[Figure content listings]
....

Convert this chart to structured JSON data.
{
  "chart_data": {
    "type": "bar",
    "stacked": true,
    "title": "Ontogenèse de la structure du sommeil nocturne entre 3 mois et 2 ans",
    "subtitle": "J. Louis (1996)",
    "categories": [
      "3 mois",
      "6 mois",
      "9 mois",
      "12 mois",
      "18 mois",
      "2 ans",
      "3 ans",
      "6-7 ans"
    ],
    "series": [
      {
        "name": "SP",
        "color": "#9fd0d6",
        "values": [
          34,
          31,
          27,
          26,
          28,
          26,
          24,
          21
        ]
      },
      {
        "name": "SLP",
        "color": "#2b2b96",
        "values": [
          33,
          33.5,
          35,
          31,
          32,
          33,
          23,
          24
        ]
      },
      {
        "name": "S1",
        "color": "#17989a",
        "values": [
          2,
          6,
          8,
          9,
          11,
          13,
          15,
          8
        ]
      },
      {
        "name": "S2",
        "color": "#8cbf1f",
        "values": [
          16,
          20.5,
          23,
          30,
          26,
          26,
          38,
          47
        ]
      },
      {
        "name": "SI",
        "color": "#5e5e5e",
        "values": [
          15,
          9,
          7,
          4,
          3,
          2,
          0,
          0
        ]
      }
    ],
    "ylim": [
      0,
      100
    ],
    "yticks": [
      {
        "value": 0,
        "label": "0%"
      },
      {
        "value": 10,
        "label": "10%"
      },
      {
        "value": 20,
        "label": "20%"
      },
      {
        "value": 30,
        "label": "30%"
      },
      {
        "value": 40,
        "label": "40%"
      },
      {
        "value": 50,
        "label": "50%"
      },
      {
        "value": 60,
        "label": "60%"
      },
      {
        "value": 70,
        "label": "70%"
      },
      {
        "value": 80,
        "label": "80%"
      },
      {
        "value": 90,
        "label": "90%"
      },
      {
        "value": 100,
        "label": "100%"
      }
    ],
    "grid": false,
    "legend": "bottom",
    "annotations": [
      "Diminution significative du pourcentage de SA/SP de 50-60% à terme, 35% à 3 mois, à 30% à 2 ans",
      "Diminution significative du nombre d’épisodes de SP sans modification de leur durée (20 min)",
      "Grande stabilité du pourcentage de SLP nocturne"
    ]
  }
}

....

Task requirements:
Copy each line that contains the word "mois".

Task output:
    "title": "Ontogenèse de la structure du sommeil nocturne entre 3 mois et 2 ans",
      "3 mois",
      "6 mois",
      "9 mois",
      "12 mois",
      "18 mois",
      "Diminution significative du pourcentage de SA/SP de 50-60% à terme, 35% à 3 mois, à 30% à 2 ans",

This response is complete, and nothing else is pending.